Records that describe figures
'''

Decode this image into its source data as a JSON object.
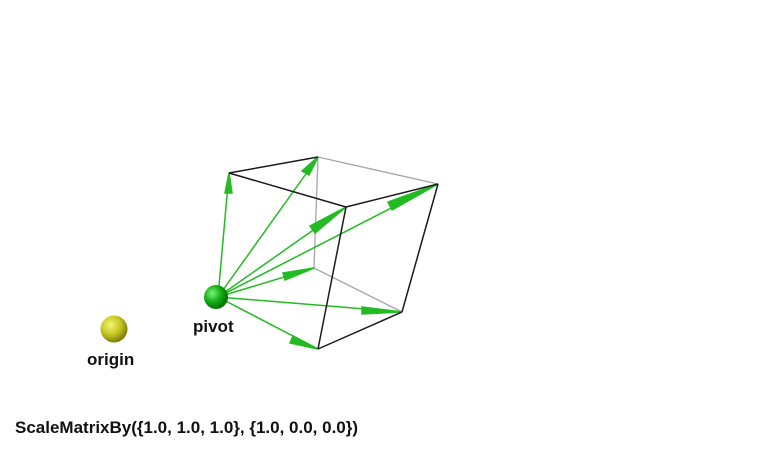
{
  "labels": {
    "origin": "origin",
    "pivot": "pivot"
  },
  "caption": "ScaleMatrixBy({1.0, 1.0, 1.0}, {1.0, 0.0, 0.0})",
  "colors": {
    "arrow": "#22bb22",
    "pivot_sphere": "#11aa11",
    "origin_sphere": "#c8c820",
    "cube_front_edge": "#111111",
    "cube_back_edge": "#999999"
  },
  "icons": {
    "origin": "yellow-sphere",
    "pivot": "green-sphere"
  }
}
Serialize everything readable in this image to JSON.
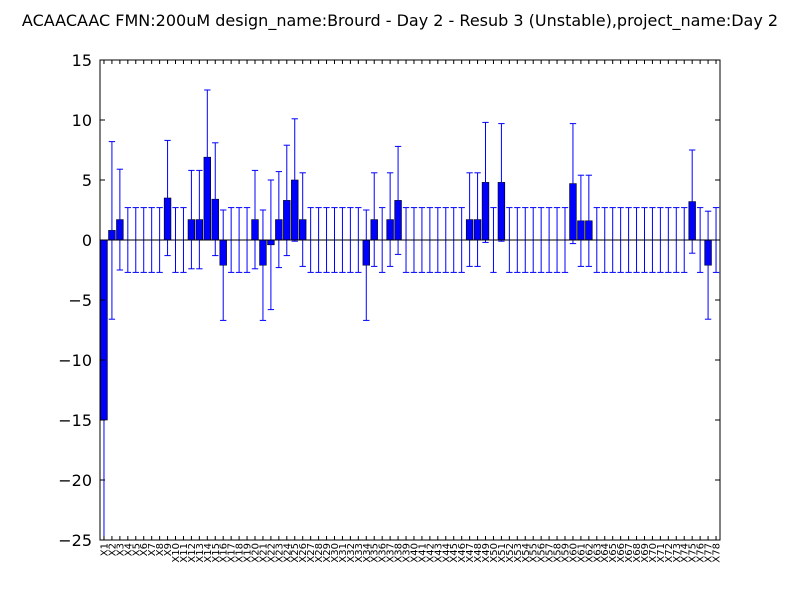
{
  "chart_data": {
    "type": "bar",
    "title": "ACAACAAC  FMN:200uM  design_name:Brourd - Day 2 - Resub 3 (Unstable),project_name:Day 2",
    "xlabel": "",
    "ylabel": "",
    "ylim": [
      -25,
      15
    ],
    "yticks": [
      -25,
      -20,
      -15,
      -10,
      -5,
      0,
      5,
      10,
      15
    ],
    "yticklabels": [
      "−25",
      "−20",
      "−15",
      "−10",
      "−5",
      "0",
      "5",
      "10",
      "15"
    ],
    "grid": false,
    "legend": "none",
    "colors": {
      "bar": "#0000ff",
      "error": "#0000ff",
      "zero_line": "#000000",
      "frame": "#000000"
    },
    "categories": [
      "X1",
      "X2",
      "X3",
      "X4",
      "X5",
      "X6",
      "X7",
      "X8",
      "X9",
      "X10",
      "X11",
      "X12",
      "X13",
      "X14",
      "X15",
      "X16",
      "X17",
      "X18",
      "X19",
      "X20",
      "X21",
      "X22",
      "X23",
      "X24",
      "X25",
      "X26",
      "X27",
      "X28",
      "X29",
      "X30",
      "X31",
      "X32",
      "X33",
      "X34",
      "X35",
      "X36",
      "X37",
      "X38",
      "X39",
      "X40",
      "X41",
      "X42",
      "X43",
      "X44",
      "X45",
      "X46",
      "X47",
      "X48",
      "X49",
      "X50",
      "X51",
      "X52",
      "X53",
      "X54",
      "X55",
      "X56",
      "X57",
      "X58",
      "X59",
      "X60",
      "X61",
      "X62",
      "X63",
      "X64",
      "X65",
      "X66",
      "X67",
      "X68",
      "X69",
      "X70",
      "X71",
      "X72",
      "X73",
      "X74",
      "X75",
      "X76",
      "X77",
      "X78"
    ],
    "values": [
      -15.0,
      0.8,
      1.7,
      0,
      0,
      0,
      0,
      0,
      3.5,
      0,
      0,
      1.7,
      1.7,
      6.9,
      3.4,
      -2.1,
      0,
      0,
      0,
      1.7,
      -2.1,
      -0.4,
      1.7,
      3.3,
      5.0,
      1.7,
      0,
      0,
      0,
      0,
      0,
      0,
      0,
      -2.1,
      1.7,
      0,
      1.7,
      3.3,
      0,
      0,
      0,
      0,
      0,
      0,
      0,
      0,
      1.7,
      1.7,
      4.8,
      0,
      4.8,
      0,
      0,
      0,
      0,
      0,
      0,
      0,
      0,
      4.7,
      1.6,
      1.6,
      0,
      0,
      0,
      0,
      0,
      0,
      0,
      0,
      0,
      0,
      0,
      0,
      3.2,
      0,
      -2.1,
      0
    ],
    "errors": [
      10.0,
      7.4,
      4.2,
      2.7,
      2.7,
      2.7,
      2.7,
      2.7,
      4.8,
      2.7,
      2.7,
      4.1,
      4.1,
      5.6,
      4.7,
      4.6,
      2.7,
      2.7,
      2.7,
      4.1,
      4.6,
      5.4,
      4.0,
      4.6,
      5.1,
      3.9,
      2.7,
      2.7,
      2.7,
      2.7,
      2.7,
      2.7,
      2.7,
      4.6,
      3.9,
      2.7,
      3.9,
      4.5,
      2.7,
      2.7,
      2.7,
      2.7,
      2.7,
      2.7,
      2.7,
      2.7,
      3.9,
      3.9,
      5.0,
      2.7,
      4.9,
      2.7,
      2.7,
      2.7,
      2.7,
      2.7,
      2.7,
      2.7,
      2.7,
      5.0,
      3.8,
      3.8,
      2.7,
      2.7,
      2.7,
      2.7,
      2.7,
      2.7,
      2.7,
      2.7,
      2.7,
      2.7,
      2.7,
      2.7,
      4.3,
      2.7,
      4.5,
      2.7
    ]
  }
}
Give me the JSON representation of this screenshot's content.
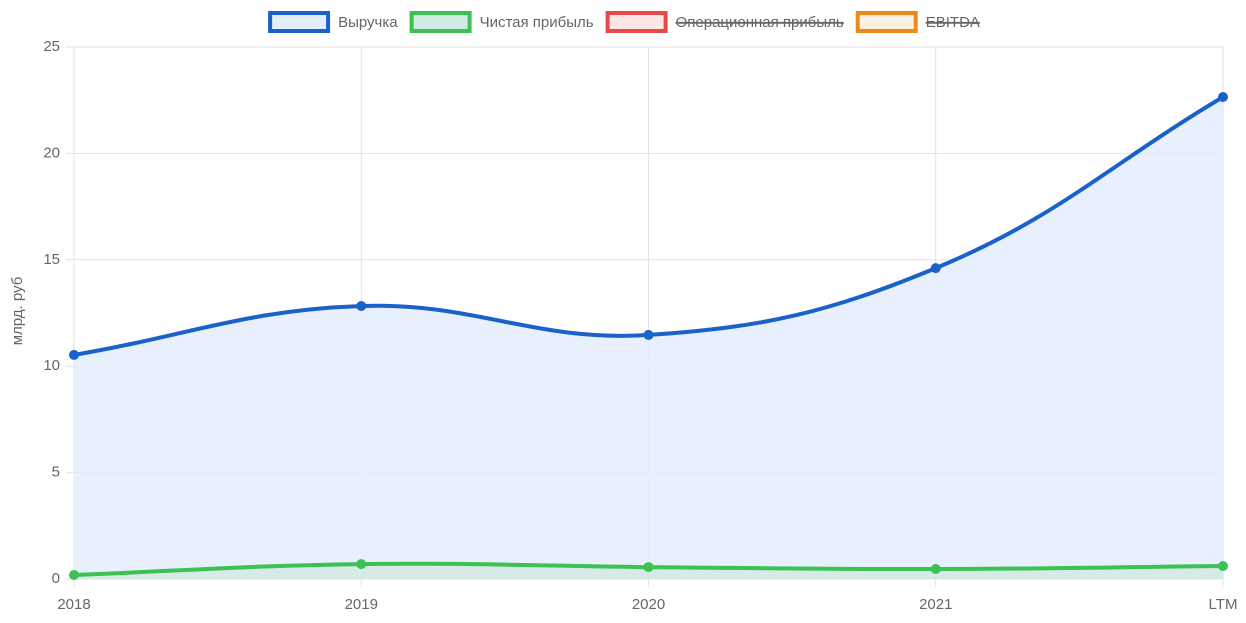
{
  "chart_data": {
    "type": "line",
    "y_label": "млрд. руб",
    "categories": [
      "2018",
      "2019",
      "2020",
      "2021",
      "LTM"
    ],
    "series": [
      {
        "name": "Выручка",
        "color": "#1a62c9",
        "fill_color": "#e3edfb",
        "fill": true,
        "values": [
          10.53,
          12.83,
          11.47,
          14.61,
          22.65
        ]
      },
      {
        "name": "Чистая прибыль",
        "color": "#3cc153",
        "fill_color": "#d3e9e3",
        "fill": true,
        "values": [
          0.19,
          0.7,
          0.56,
          0.47,
          0.61
        ]
      },
      {
        "name": "Операционная прибыль",
        "color": "#e84a4a",
        "fill_color": "#fde6e6",
        "hidden": true
      },
      {
        "name": "EBITDA",
        "color": "#ee8a1c",
        "fill_color": "#fdf0e0",
        "hidden": true
      }
    ],
    "ylim": [
      0,
      25
    ],
    "yticks": [
      0,
      5,
      10,
      15,
      20,
      25
    ],
    "grid": true,
    "tension": 0.4,
    "legend": "top"
  }
}
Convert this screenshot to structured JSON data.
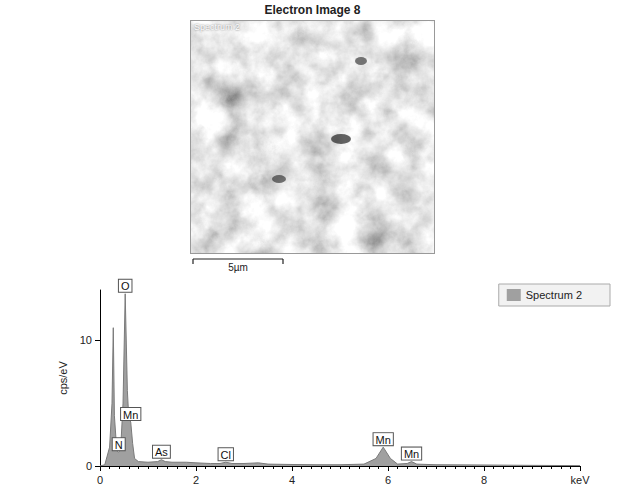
{
  "image": {
    "title": "Electron Image 8",
    "label": "Spectrum 2",
    "scale_bar": "5µm"
  },
  "chart_data": {
    "type": "area",
    "x": [
      0,
      0.1,
      0.2,
      0.25,
      0.277,
      0.3,
      0.35,
      0.39,
      0.43,
      0.48,
      0.525,
      0.57,
      0.6,
      0.64,
      0.68,
      0.72,
      0.8,
      1.0,
      1.2,
      1.28,
      1.36,
      1.5,
      1.8,
      2.0,
      2.3,
      2.5,
      2.62,
      2.75,
      3.0,
      3.3,
      3.5,
      4.0,
      4.5,
      5.0,
      5.5,
      5.75,
      5.9,
      6.05,
      6.2,
      6.4,
      6.49,
      6.6,
      7.0,
      8.0,
      9.0,
      10.0
    ],
    "series": [
      {
        "name": "Spectrum 2",
        "color": "#a0a0a0",
        "values": [
          0,
          0.1,
          1.5,
          5,
          11,
          4,
          1.2,
          1.1,
          1.3,
          5,
          13.7,
          6,
          3.8,
          3.5,
          1.8,
          0.6,
          0.35,
          0.3,
          0.35,
          0.5,
          0.35,
          0.3,
          0.3,
          0.25,
          0.2,
          0.2,
          0.3,
          0.2,
          0.2,
          0.25,
          0.15,
          0.12,
          0.1,
          0.1,
          0.15,
          0.6,
          1.5,
          0.6,
          0.15,
          0.2,
          0.35,
          0.15,
          0.1,
          0.08,
          0.05,
          0.03
        ]
      }
    ],
    "xlim": [
      0,
      10
    ],
    "xticks": [
      0,
      2,
      4,
      6,
      8,
      {
        "value": 10,
        "label": "keV"
      }
    ],
    "ylim": [
      0,
      14
    ],
    "yticks": [
      0,
      10
    ],
    "ylabel": "cps/eV",
    "annotations": [
      {
        "text": "N",
        "x": 0.39
      },
      {
        "text": "O",
        "x": 0.525
      },
      {
        "text": "Mn",
        "x": 0.64
      },
      {
        "text": "As",
        "x": 1.28
      },
      {
        "text": "Cl",
        "x": 2.62
      },
      {
        "text": "Mn",
        "x": 5.9
      },
      {
        "text": "Mn",
        "x": 6.49
      }
    ],
    "legend": "upper right",
    "grid": false
  }
}
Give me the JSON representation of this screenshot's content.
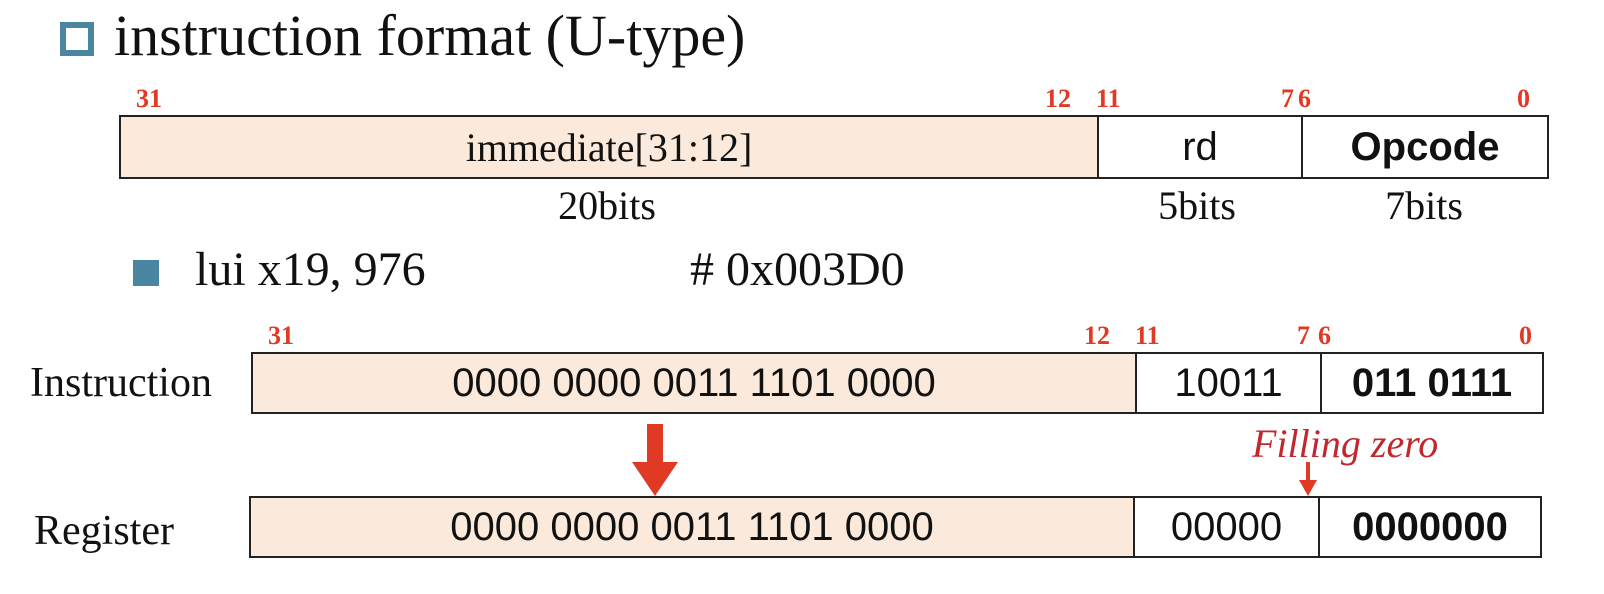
{
  "title": "instruction format (U-type)",
  "format": {
    "bit_labels": [
      "31",
      "12",
      "11",
      "7",
      "6",
      "0"
    ],
    "fields": [
      {
        "name": "immediate[31:12]",
        "size": "20bits"
      },
      {
        "name": "rd",
        "size": "5bits"
      },
      {
        "name": "Opcode",
        "size": "7bits"
      }
    ]
  },
  "example": {
    "instruction": "lui x19, 976",
    "comment": "# 0x003D0"
  },
  "encoding": {
    "bit_labels": [
      "31",
      "12",
      "11",
      "7",
      "6",
      "0"
    ],
    "instruction_label": "Instruction",
    "instruction_fields": [
      "0000 0000 0011 1101 0000",
      "10011",
      "011 0111"
    ],
    "register_label": "Register",
    "register_fields": [
      "0000 0000 0011 1101 0000",
      "00000",
      "0000000"
    ],
    "annotation": "Filling zero"
  },
  "colors": {
    "bullet": "#4a86a0",
    "bit_number": "#e03a24",
    "immediate_fill": "#fbeadb",
    "arrow": "#e03a24"
  }
}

'''

◆ **WHAT TO PRODUCE**
Count every line of the records that holds "legend". State the number, nothing else.

◆ **OUTPUT OF THE TASK**
3